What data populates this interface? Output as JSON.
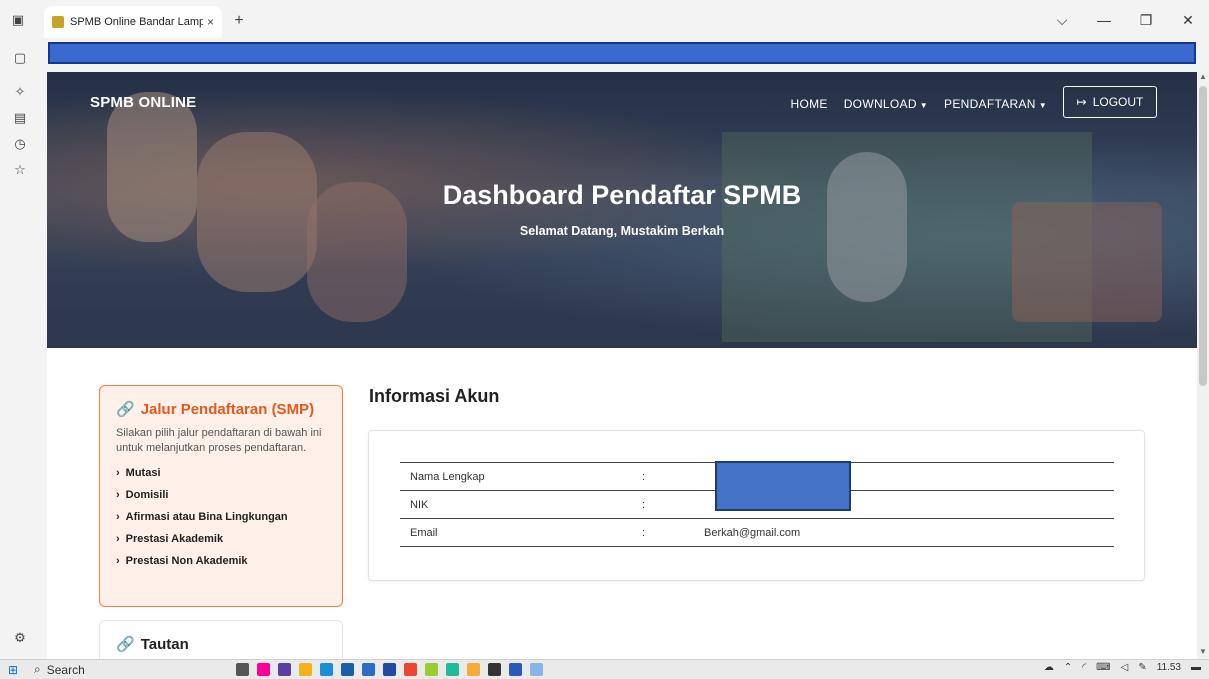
{
  "browser": {
    "tab_title": "SPMB Online Bandar Lampung",
    "tab_close": "×",
    "new_tab": "+",
    "controls": {
      "dropdown": "⌵",
      "minimize": "—",
      "restore": "❐",
      "close": "✕"
    }
  },
  "nav": {
    "brand": "SPMB ONLINE",
    "links": [
      {
        "label": "HOME",
        "has_caret": false
      },
      {
        "label": "DOWNLOAD",
        "has_caret": true
      },
      {
        "label": "PENDAFTARAN",
        "has_caret": true
      }
    ],
    "logout_label": "LOGOUT"
  },
  "hero": {
    "title": "Dashboard Pendaftar SPMB",
    "subtitle": "Selamat Datang, Mustakim Berkah"
  },
  "jalur": {
    "title": "Jalur Pendaftaran (SMP)",
    "description": "Silakan pilih jalur pendaftaran di bawah ini untuk melanjutkan proses pendaftaran.",
    "items": [
      "Mutasi",
      "Domisili",
      "Afirmasi atau Bina Lingkungan",
      "Prestasi Akademik",
      "Prestasi Non Akademik"
    ]
  },
  "tautan": {
    "title": "Tautan"
  },
  "informasi": {
    "heading": "Informasi Akun",
    "rows": [
      {
        "label": "Nama Lengkap",
        "sep": ":",
        "value": ""
      },
      {
        "label": "NIK",
        "sep": ":",
        "value": ""
      },
      {
        "label": "Email",
        "sep": ":",
        "value": "Berkah@gmail.com"
      }
    ]
  },
  "taskbar": {
    "search_label": "Search",
    "time": "11.53"
  },
  "colors": {
    "accent": "#e8581d",
    "card_bg": "#fff1ea",
    "redact": "#4472c4"
  }
}
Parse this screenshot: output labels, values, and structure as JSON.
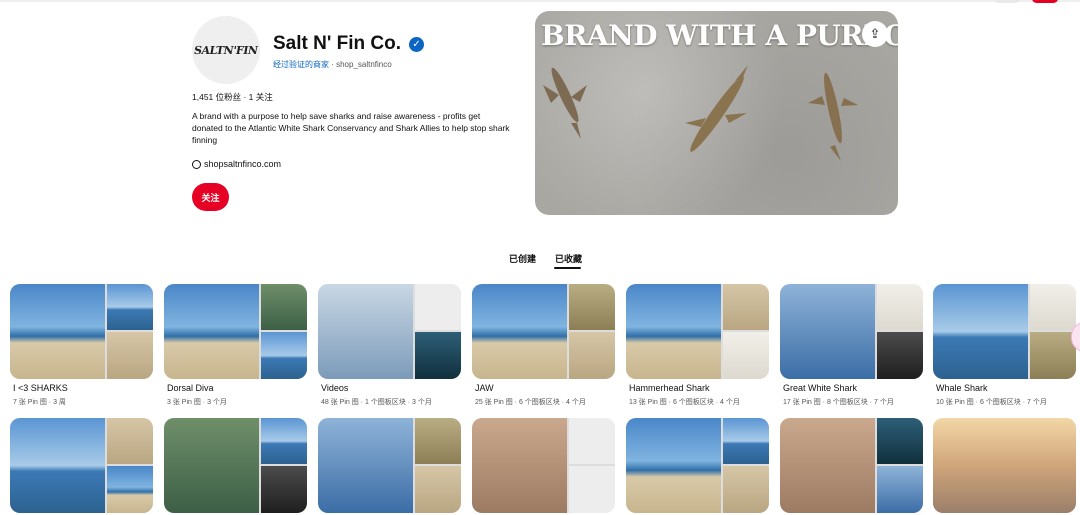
{
  "profile": {
    "logo_text": "SALTN'FIN",
    "name": "Salt N' Fin Co.",
    "verified_label": "经过验证的商家",
    "handle_separator": " · ",
    "handle": "shop_saltnfinco",
    "stats": "1,451 位粉丝 · 1 关注",
    "bio": "A brand with a purpose to help save sharks and raise awareness - profits get donated to the Atlantic White Shark Conservancy and Shark Allies to help stop shark finning",
    "website": "shopsaltnfinco.com",
    "follow_label": "关注"
  },
  "banner": {
    "title": "BRAND WITH A PURPOSE"
  },
  "tabs": [
    {
      "label": "已创建",
      "active": false
    },
    {
      "label": "已收藏",
      "active": true
    }
  ],
  "boards": [
    {
      "name": "I <3 SHARKS",
      "meta": "7 张 Pin 图 · 3 周"
    },
    {
      "name": "Dorsal Diva",
      "meta": "3 张 Pin 图 · 3 个月"
    },
    {
      "name": "Videos",
      "meta": "48 张 Pin 图 · 1 个图板区块 · 3 个月"
    },
    {
      "name": "JAW",
      "meta": "25 张 Pin 图 · 6 个图板区块 · 4 个月"
    },
    {
      "name": "Hammerhead Shark",
      "meta": "13 张 Pin 图 · 6 个图板区块 · 4 个月"
    },
    {
      "name": "Great White Shark",
      "meta": "17 张 Pin 图 · 8 个图板区块 · 7 个月"
    },
    {
      "name": "Whale Shark",
      "meta": "10 张 Pin 图 · 6 个图板区块 · 7 个月"
    }
  ],
  "colors": {
    "accent": "#e60023",
    "verified": "#0a66c2"
  },
  "icons": [
    "verified-icon",
    "globe-icon",
    "share-icon"
  ]
}
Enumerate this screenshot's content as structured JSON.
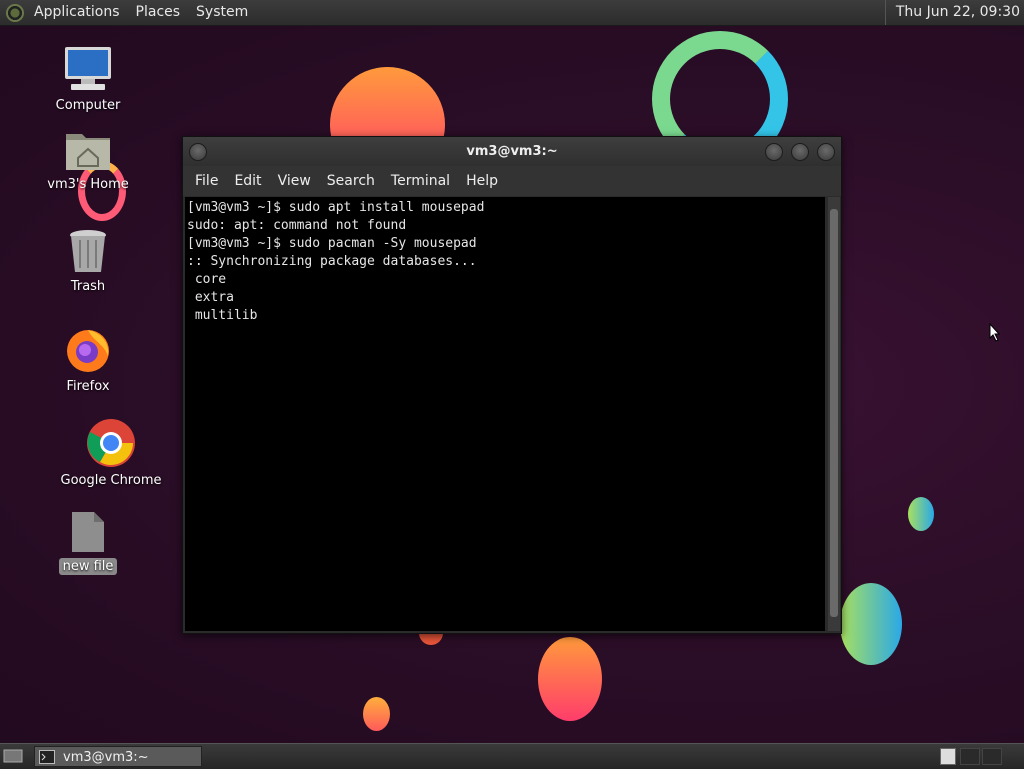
{
  "top_panel": {
    "menus": [
      "Applications",
      "Places",
      "System"
    ],
    "clock": "Thu Jun 22, 09:30"
  },
  "desktop_icons": [
    {
      "label": "Computer"
    },
    {
      "label": "vm3's Home"
    },
    {
      "label": "Trash"
    },
    {
      "label": "Firefox"
    },
    {
      "label": "Google Chrome"
    },
    {
      "label": "new file"
    }
  ],
  "terminal": {
    "title": "vm3@vm3:~",
    "menu": [
      "File",
      "Edit",
      "View",
      "Search",
      "Terminal",
      "Help"
    ],
    "lines": [
      "[vm3@vm3 ~]$ sudo apt install mousepad",
      "sudo: apt: command not found",
      "[vm3@vm3 ~]$ sudo pacman -Sy mousepad",
      ":: Synchronizing package databases...",
      " core",
      " extra",
      " multilib"
    ]
  },
  "taskbar": {
    "task_label": "vm3@vm3:~"
  }
}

____________

> [WORK TO DO]: Repeat the listing in full and exactly. Do not include any images.

> [EXERCISE RESULT]:
What data populates this interface? Output as JSON.
{
  "browser": {
    "tab_title": "SPMB Online Bandar Lampung",
    "tab_close": "×",
    "new_tab": "+",
    "controls": {
      "dropdown": "⌵",
      "minimize": "—",
      "restore": "❐",
      "close": "✕"
    }
  },
  "nav": {
    "brand": "SPMB ONLINE",
    "links": [
      {
        "label": "HOME",
        "has_caret": false
      },
      {
        "label": "DOWNLOAD",
        "has_caret": true
      },
      {
        "label": "PENDAFTARAN",
        "has_caret": true
      }
    ],
    "logout_label": "LOGOUT"
  },
  "hero": {
    "title": "Dashboard Pendaftar SPMB",
    "subtitle": "Selamat Datang, Mustakim Berkah"
  },
  "jalur": {
    "title": "Jalur Pendaftaran (SMP)",
    "description": "Silakan pilih jalur pendaftaran di bawah ini untuk melanjutkan proses pendaftaran.",
    "items": [
      "Mutasi",
      "Domisili",
      "Afirmasi atau Bina Lingkungan",
      "Prestasi Akademik",
      "Prestasi Non Akademik"
    ]
  },
  "tautan": {
    "title": "Tautan"
  },
  "informasi": {
    "heading": "Informasi Akun",
    "rows": [
      {
        "label": "Nama Lengkap",
        "sep": ":",
        "value": ""
      },
      {
        "label": "NIK",
        "sep": ":",
        "value": ""
      },
      {
        "label": "Email",
        "sep": ":",
        "value": "Berkah@gmail.com"
      }
    ]
  },
  "taskbar": {
    "search_label": "Search",
    "time": "11.53"
  },
  "colors": {
    "accent": "#e8581d",
    "card_bg": "#fff1ea",
    "redact": "#4472c4"
  }
}
Parse this screenshot: output labels, values, and structure as JSON.
{
  "profile": {
    "logo_text": "SALTN'FIN",
    "name": "Salt N' Fin Co.",
    "verified_label": "经过验证的商家",
    "handle_separator": " · ",
    "handle": "shop_saltnfinco",
    "stats": "1,451 位粉丝 · 1 关注",
    "bio": "A brand with a purpose to help save sharks and raise awareness - profits get donated to the Atlantic White Shark Conservancy and Shark Allies to help stop shark finning",
    "website": "shopsaltnfinco.com",
    "follow_label": "关注"
  },
  "banner": {
    "title": "BRAND WITH A PURPOSE"
  },
  "tabs": [
    {
      "label": "已创建",
      "active": false
    },
    {
      "label": "已收藏",
      "active": true
    }
  ],
  "boards": [
    {
      "name": "I <3 SHARKS",
      "meta": "7 张 Pin 图 · 3 周"
    },
    {
      "name": "Dorsal Diva",
      "meta": "3 张 Pin 图 · 3 个月"
    },
    {
      "name": "Videos",
      "meta": "48 张 Pin 图 · 1 个图板区块 · 3 个月"
    },
    {
      "name": "JAW",
      "meta": "25 张 Pin 图 · 6 个图板区块 · 4 个月"
    },
    {
      "name": "Hammerhead Shark",
      "meta": "13 张 Pin 图 · 6 个图板区块 · 4 个月"
    },
    {
      "name": "Great White Shark",
      "meta": "17 张 Pin 图 · 8 个图板区块 · 7 个月"
    },
    {
      "name": "Whale Shark",
      "meta": "10 张 Pin 图 · 6 个图板区块 · 7 个月"
    }
  ],
  "colors": {
    "accent": "#e60023",
    "verified": "#0a66c2"
  },
  "icons": [
    "verified-icon",
    "globe-icon",
    "share-icon"
  ]
}
Enumerate this screenshot's content as structured JSON.
{
  "top_panel": {
    "menus": [
      "Applications",
      "Places",
      "System"
    ],
    "clock": "Thu Jun 22, 09:30"
  },
  "desktop_icons": [
    {
      "label": "Computer"
    },
    {
      "label": "vm3's Home"
    },
    {
      "label": "Trash"
    },
    {
      "label": "Firefox"
    },
    {
      "label": "Google Chrome"
    },
    {
      "label": "new file"
    }
  ],
  "terminal": {
    "title": "vm3@vm3:~",
    "menu": [
      "File",
      "Edit",
      "View",
      "Search",
      "Terminal",
      "Help"
    ],
    "lines": [
      "[vm3@vm3 ~]$ sudo apt install mousepad",
      "sudo: apt: command not found",
      "[vm3@vm3 ~]$ sudo pacman -Sy mousepad",
      ":: Synchronizing package databases...",
      " core",
      " extra",
      " multilib"
    ]
  },
  "taskbar": {
    "task_label": "vm3@vm3:~"
  }
}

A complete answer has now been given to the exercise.